◆ Excerpted data ◆
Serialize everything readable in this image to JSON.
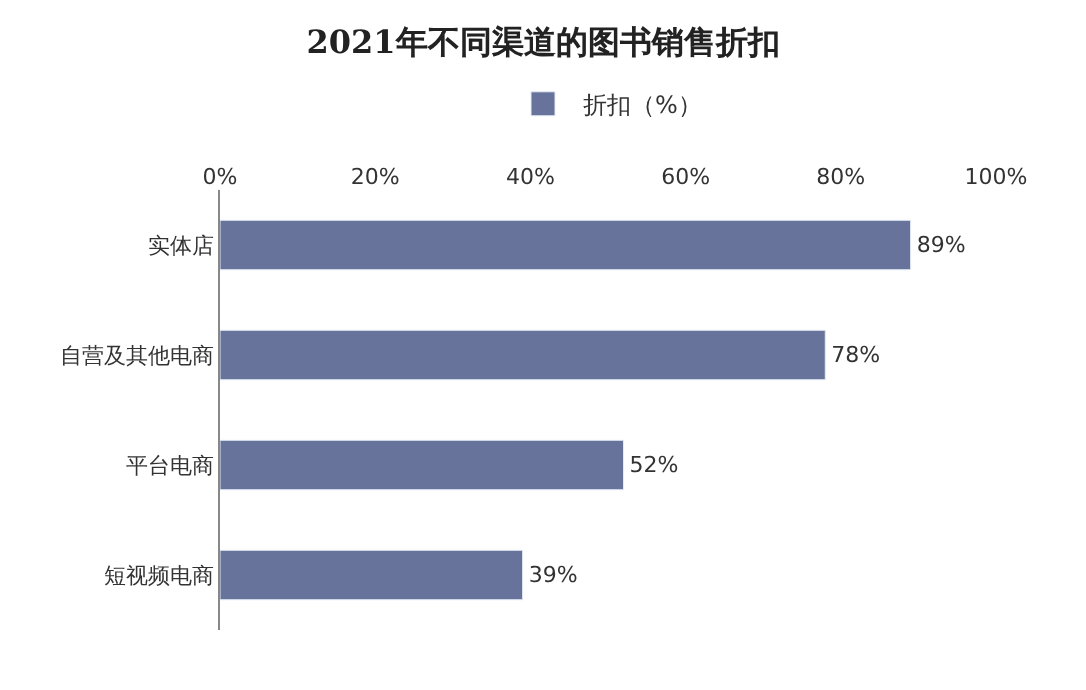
{
  "chart_data": {
    "type": "bar",
    "orientation": "horizontal",
    "title": "2021年不同渠道的图书销售折扣",
    "categories": [
      "实体店",
      "自营及其他电商",
      "平台电商",
      "短视频电商"
    ],
    "series": [
      {
        "name": "折扣（%）",
        "color": "#67739a",
        "values": [
          89,
          78,
          52,
          39
        ],
        "value_labels": [
          "89%",
          "78%",
          "52%",
          "39%"
        ]
      }
    ],
    "xlim": [
      0,
      100
    ],
    "xticks": [
      {
        "value": 0,
        "label": "0%"
      },
      {
        "value": 20,
        "label": "20%"
      },
      {
        "value": 40,
        "label": "40%"
      },
      {
        "value": 60,
        "label": "60%"
      },
      {
        "value": 80,
        "label": "80%"
      },
      {
        "value": 100,
        "label": "100%"
      }
    ],
    "legend": "top"
  }
}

◆ Requirement ◆
The records shown above are to be repeated exactly, with the pictures left out.

◆ Task result ◆
Serialize everything readable in this image to JSON.
{
  "chart_data": {
    "type": "bar",
    "orientation": "horizontal",
    "title": "2021年不同渠道的图书销售折扣",
    "categories": [
      "实体店",
      "自营及其他电商",
      "平台电商",
      "短视频电商"
    ],
    "series": [
      {
        "name": "折扣（%）",
        "color": "#67739a",
        "values": [
          89,
          78,
          52,
          39
        ],
        "value_labels": [
          "89%",
          "78%",
          "52%",
          "39%"
        ]
      }
    ],
    "xlim": [
      0,
      100
    ],
    "xticks": [
      {
        "value": 0,
        "label": "0%"
      },
      {
        "value": 20,
        "label": "20%"
      },
      {
        "value": 40,
        "label": "40%"
      },
      {
        "value": 60,
        "label": "60%"
      },
      {
        "value": 80,
        "label": "80%"
      },
      {
        "value": 100,
        "label": "100%"
      }
    ],
    "legend": "top"
  }
}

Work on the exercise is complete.